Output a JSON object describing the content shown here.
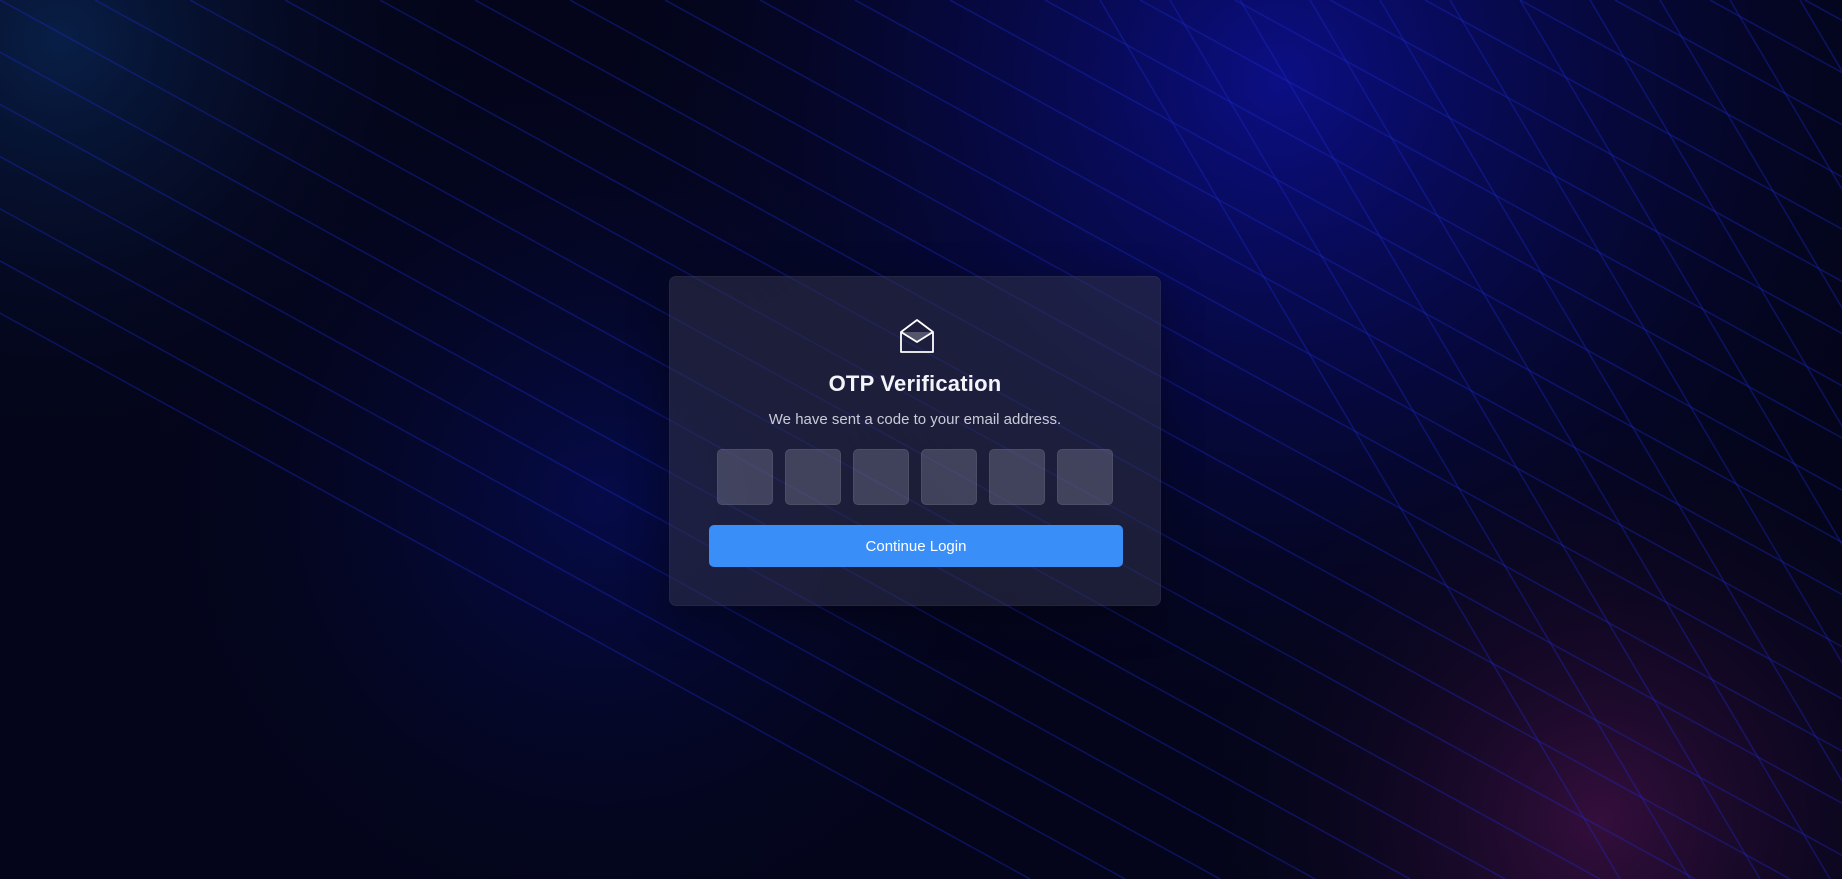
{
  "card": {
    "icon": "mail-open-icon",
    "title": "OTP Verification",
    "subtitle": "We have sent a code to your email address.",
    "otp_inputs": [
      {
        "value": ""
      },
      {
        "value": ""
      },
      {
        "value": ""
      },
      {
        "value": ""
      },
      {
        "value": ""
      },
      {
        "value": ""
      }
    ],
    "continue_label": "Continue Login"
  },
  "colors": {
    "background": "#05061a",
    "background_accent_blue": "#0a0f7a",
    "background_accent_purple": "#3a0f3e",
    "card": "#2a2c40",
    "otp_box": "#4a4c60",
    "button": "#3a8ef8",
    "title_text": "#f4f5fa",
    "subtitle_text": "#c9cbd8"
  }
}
==================================================
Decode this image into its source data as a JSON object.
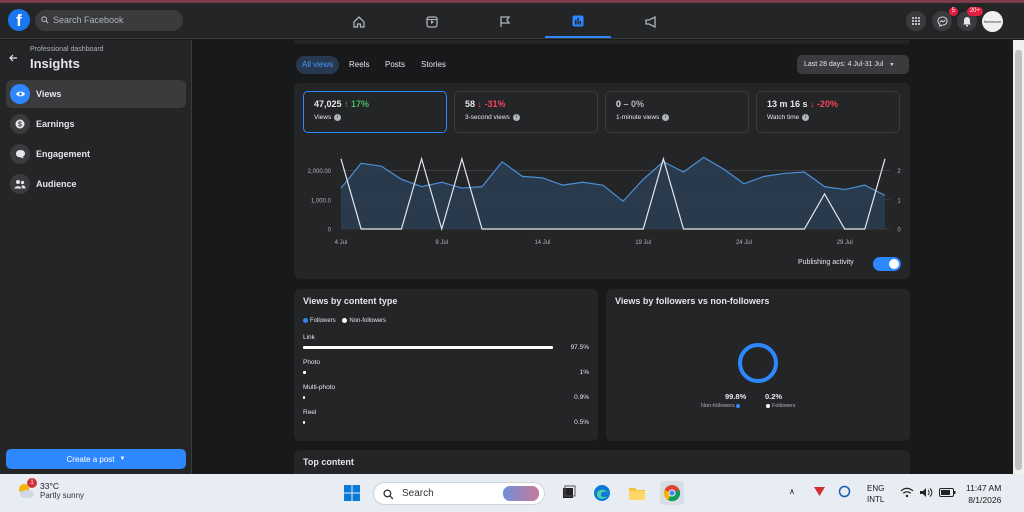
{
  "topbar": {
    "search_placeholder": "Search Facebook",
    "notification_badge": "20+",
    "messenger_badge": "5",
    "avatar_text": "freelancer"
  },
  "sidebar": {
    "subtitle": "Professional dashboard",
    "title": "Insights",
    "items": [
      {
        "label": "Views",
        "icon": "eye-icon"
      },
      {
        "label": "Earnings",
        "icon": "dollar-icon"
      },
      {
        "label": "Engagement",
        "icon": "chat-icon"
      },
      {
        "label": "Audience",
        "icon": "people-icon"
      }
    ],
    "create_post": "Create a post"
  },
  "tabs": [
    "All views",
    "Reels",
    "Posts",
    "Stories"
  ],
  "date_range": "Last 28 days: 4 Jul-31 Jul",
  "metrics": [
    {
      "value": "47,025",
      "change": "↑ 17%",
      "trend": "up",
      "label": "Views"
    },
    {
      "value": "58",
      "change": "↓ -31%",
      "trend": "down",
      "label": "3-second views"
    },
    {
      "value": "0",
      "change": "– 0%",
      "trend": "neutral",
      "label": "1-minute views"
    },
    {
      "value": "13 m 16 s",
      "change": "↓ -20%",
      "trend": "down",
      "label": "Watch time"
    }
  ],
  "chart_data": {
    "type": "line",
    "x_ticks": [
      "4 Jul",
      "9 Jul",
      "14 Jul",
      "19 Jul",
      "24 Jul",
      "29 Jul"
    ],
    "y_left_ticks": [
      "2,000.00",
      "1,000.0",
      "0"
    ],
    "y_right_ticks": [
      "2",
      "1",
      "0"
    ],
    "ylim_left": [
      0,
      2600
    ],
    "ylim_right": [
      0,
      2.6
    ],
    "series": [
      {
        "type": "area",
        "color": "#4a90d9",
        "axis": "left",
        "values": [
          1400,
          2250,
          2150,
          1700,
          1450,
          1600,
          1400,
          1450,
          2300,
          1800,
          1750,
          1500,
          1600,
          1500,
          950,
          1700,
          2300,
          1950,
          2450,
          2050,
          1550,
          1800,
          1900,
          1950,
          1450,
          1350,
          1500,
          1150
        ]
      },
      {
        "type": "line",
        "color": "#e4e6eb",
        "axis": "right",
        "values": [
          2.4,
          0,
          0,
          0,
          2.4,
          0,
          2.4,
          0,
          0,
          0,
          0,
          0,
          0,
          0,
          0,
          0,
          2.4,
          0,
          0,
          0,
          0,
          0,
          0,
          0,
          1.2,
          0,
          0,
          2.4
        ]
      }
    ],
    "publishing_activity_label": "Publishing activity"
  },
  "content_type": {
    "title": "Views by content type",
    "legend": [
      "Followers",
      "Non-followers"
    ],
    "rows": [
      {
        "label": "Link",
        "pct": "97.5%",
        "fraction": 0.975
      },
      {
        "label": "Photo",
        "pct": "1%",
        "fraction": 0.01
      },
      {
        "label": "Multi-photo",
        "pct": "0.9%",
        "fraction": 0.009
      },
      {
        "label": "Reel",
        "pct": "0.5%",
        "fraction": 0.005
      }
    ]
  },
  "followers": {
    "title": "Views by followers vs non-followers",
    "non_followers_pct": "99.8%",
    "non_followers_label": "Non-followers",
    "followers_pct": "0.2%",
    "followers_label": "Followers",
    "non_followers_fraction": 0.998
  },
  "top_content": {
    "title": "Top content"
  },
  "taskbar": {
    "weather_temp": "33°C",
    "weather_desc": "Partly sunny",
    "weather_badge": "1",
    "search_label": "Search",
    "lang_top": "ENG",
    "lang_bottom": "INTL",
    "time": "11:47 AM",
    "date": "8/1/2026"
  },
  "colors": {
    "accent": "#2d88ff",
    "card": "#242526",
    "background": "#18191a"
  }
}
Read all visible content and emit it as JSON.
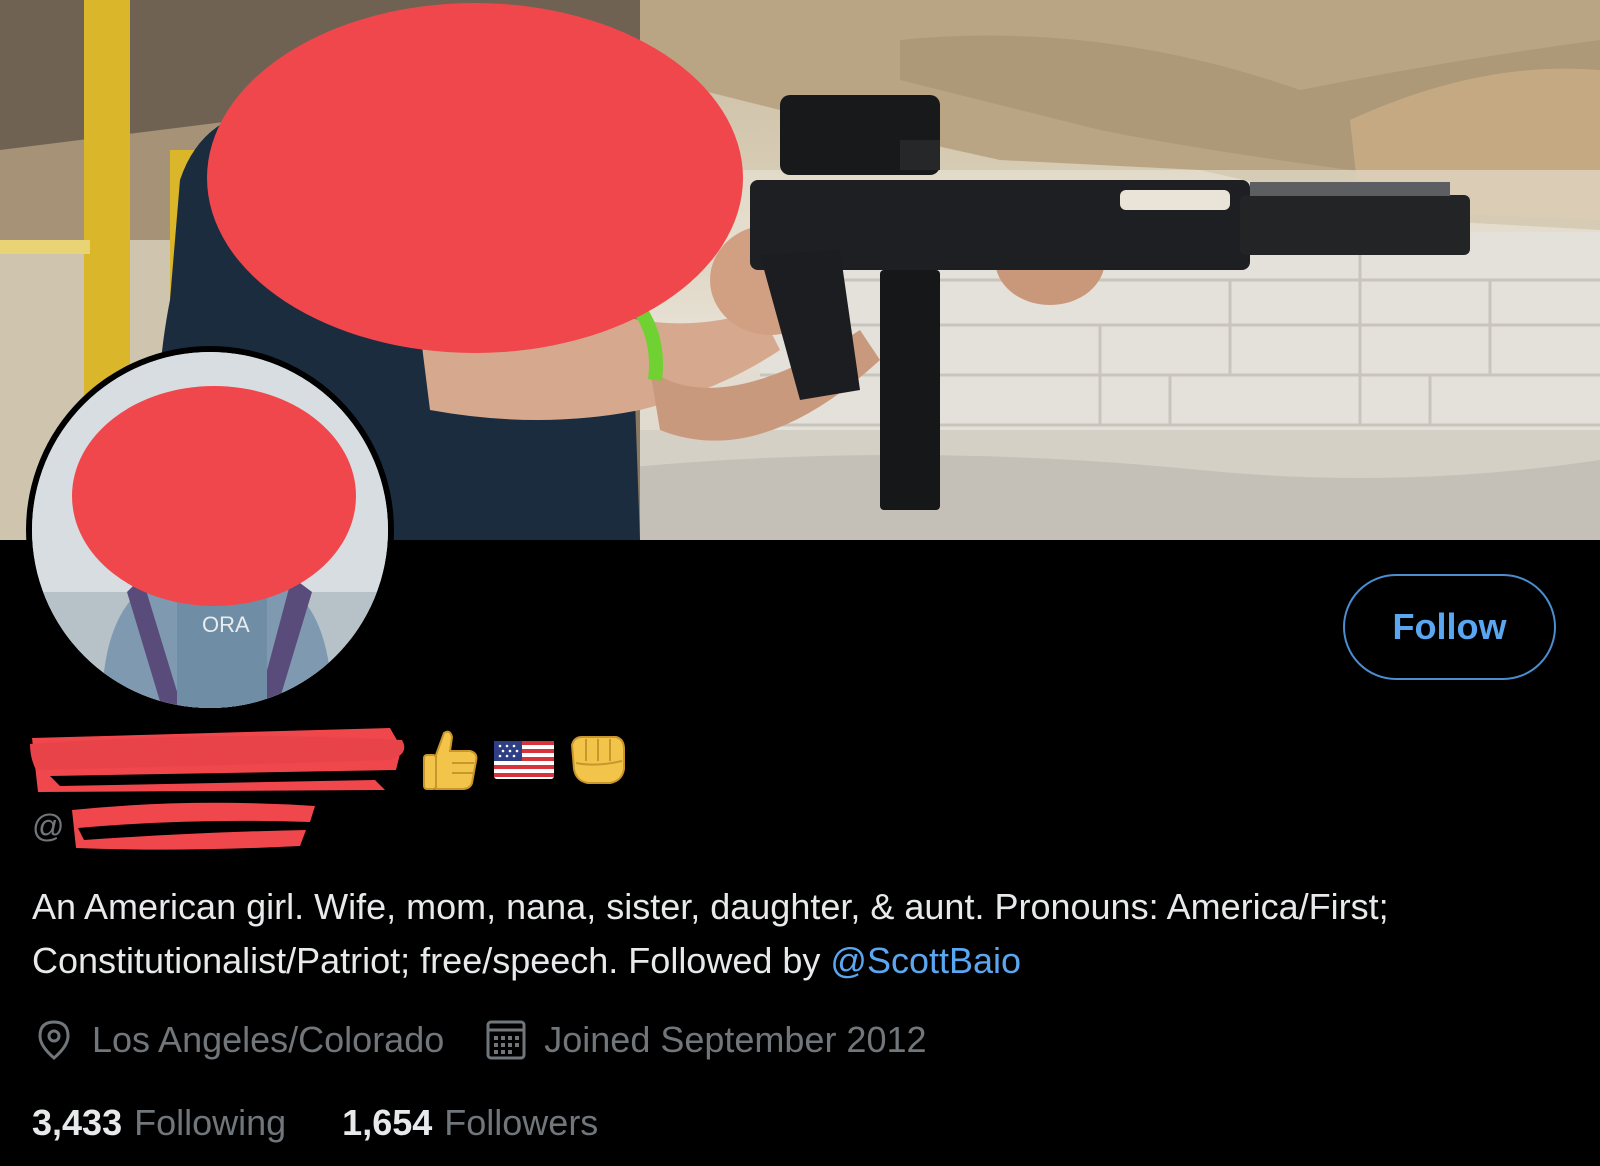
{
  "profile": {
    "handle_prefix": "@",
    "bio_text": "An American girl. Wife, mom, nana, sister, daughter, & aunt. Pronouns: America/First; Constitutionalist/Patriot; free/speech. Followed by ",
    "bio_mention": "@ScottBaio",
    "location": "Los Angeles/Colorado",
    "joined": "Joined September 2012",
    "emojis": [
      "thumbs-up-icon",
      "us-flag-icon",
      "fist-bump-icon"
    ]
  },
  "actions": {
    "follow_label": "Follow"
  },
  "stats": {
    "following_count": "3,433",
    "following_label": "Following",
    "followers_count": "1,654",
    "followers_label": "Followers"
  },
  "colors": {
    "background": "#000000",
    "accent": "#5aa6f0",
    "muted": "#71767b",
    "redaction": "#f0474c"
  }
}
==================================================
• Requirements
Every line of the listing that holds "trend" should be found and copied.

• Complete response
      "trend": "up",
      "trend": "down",
      "trend": "neutral",
      "trend": "down",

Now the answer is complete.